>> START Rows

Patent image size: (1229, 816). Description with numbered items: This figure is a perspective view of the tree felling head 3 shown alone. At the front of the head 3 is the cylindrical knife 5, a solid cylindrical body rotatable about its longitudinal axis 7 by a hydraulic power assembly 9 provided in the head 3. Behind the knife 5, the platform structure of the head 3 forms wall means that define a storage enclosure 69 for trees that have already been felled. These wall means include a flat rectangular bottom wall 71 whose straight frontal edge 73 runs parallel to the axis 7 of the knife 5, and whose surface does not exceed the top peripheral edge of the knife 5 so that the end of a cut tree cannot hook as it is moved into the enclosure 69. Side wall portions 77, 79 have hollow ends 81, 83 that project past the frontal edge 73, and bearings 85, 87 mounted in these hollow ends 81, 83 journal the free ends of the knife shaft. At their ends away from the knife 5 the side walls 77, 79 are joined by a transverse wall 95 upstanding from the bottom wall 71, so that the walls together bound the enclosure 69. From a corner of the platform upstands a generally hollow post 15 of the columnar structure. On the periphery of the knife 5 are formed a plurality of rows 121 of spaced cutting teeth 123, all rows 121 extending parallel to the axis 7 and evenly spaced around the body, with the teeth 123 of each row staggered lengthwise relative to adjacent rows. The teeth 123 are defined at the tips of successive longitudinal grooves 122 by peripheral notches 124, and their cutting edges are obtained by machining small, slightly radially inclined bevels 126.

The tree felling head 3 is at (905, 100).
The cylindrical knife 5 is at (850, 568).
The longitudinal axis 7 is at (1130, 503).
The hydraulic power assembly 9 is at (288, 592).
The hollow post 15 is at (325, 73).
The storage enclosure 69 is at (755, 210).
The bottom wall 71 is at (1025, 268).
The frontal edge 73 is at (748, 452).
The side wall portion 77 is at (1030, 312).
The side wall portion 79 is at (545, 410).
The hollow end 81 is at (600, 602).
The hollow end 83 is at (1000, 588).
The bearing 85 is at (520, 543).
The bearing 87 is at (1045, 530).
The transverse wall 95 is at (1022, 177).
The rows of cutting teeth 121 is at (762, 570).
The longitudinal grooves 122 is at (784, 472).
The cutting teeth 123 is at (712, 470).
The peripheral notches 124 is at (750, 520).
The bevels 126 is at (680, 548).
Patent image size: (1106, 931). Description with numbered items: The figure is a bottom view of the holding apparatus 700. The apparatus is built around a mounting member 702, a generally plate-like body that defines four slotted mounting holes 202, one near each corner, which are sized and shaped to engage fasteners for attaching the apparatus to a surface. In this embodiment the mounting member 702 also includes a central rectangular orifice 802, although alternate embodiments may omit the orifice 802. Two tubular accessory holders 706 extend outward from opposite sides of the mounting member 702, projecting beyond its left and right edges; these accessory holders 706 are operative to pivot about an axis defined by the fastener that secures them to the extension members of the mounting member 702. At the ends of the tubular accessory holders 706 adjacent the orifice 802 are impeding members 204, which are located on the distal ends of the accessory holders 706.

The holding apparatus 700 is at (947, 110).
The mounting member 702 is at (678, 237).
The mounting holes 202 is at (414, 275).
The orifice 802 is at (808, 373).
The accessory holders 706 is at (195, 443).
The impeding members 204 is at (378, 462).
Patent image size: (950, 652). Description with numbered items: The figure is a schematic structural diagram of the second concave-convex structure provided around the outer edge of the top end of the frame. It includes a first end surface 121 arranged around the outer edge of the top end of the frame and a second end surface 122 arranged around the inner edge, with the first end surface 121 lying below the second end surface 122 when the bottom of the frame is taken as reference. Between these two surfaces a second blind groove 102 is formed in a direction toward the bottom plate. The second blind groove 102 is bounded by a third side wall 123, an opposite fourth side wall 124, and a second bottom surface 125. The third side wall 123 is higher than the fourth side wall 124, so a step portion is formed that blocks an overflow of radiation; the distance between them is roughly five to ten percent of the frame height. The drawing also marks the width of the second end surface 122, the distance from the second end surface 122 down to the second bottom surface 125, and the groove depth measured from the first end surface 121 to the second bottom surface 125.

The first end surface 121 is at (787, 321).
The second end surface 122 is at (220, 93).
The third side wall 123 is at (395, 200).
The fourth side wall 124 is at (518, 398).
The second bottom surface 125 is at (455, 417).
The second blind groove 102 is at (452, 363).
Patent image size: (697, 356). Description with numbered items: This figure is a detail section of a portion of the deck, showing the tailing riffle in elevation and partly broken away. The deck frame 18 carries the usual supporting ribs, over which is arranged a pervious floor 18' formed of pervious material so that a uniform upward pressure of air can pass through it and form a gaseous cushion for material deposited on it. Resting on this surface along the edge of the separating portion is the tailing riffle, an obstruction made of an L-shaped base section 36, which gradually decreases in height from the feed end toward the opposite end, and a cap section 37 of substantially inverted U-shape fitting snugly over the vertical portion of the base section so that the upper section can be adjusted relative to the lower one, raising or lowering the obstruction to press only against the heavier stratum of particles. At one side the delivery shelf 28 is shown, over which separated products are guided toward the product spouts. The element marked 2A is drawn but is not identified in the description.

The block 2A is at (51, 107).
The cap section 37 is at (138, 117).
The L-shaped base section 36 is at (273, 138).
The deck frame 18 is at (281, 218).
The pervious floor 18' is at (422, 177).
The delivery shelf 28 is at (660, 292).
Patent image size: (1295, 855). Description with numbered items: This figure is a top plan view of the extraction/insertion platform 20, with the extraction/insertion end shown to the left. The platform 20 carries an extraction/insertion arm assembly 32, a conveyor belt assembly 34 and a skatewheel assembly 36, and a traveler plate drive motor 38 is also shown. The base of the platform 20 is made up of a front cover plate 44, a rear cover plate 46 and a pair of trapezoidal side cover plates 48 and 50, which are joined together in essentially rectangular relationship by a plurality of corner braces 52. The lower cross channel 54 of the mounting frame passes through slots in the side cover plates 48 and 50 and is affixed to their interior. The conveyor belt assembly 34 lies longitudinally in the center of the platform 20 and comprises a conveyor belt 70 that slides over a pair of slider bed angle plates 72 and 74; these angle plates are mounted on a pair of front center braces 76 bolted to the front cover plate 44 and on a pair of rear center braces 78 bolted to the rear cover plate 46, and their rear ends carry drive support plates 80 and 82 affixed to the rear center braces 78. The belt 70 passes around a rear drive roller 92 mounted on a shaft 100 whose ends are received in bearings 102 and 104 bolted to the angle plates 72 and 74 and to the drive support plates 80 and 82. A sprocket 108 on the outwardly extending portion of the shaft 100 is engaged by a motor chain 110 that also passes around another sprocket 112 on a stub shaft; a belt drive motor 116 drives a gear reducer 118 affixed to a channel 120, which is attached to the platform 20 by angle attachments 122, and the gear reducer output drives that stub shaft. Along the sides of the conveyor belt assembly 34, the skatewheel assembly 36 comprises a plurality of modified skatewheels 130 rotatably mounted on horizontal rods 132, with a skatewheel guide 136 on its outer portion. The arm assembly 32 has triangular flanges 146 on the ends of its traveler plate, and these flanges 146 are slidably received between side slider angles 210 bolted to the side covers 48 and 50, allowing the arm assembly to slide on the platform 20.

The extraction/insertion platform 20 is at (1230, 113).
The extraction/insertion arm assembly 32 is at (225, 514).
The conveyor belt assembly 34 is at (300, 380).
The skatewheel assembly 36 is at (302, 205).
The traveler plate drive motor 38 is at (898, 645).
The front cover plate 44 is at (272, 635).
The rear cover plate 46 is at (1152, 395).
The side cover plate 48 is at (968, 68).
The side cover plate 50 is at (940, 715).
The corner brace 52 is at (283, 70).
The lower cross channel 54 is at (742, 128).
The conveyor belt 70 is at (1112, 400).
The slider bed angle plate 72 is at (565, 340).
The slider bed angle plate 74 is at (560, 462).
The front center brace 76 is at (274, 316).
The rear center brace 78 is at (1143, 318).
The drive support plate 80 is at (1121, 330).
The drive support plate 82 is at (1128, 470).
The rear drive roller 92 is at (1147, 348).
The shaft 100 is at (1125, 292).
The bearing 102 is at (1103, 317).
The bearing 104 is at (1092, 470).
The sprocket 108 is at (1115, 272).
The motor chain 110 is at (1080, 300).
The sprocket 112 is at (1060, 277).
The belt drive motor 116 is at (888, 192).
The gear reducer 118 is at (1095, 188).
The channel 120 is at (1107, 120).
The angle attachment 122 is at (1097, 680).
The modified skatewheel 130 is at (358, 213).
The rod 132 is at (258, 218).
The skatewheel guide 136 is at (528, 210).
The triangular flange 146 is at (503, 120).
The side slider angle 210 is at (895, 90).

>> END Rows

§ **Goal of the exercise**
Show every line of the listing above that contains the string "members", treating uppercase and lowercase as different.

§ **Result of this exercise**
Patent image size: (1106, 931). Description with numbered items: The figure is a bottom view of the holding apparatus 700. The apparatus is built around a mounting member 702, a generally plate-like body that defines four slotted mounting holes 202, one near each corner, which are sized and shaped to engage fasteners for attaching the apparatus to a surface. In this embodiment the mounting member 702 also includes a central rectangular orifice 802, although alternate embodiments may omit the orifice 802. Two tubular accessory holders 706 extend outward from opposite sides of the mounting member 702, projecting beyond its left and right edges; these accessory holders 706 are operative to pivot about an axis defined by the fastener that secures them to the extension members of the mounting member 702. At the ends of the tubular accessory holders 706 adjacent the orifice 802 are impeding members 204, which are located on the distal ends of the accessory holders 706.
The impeding members 204 is at (378, 462).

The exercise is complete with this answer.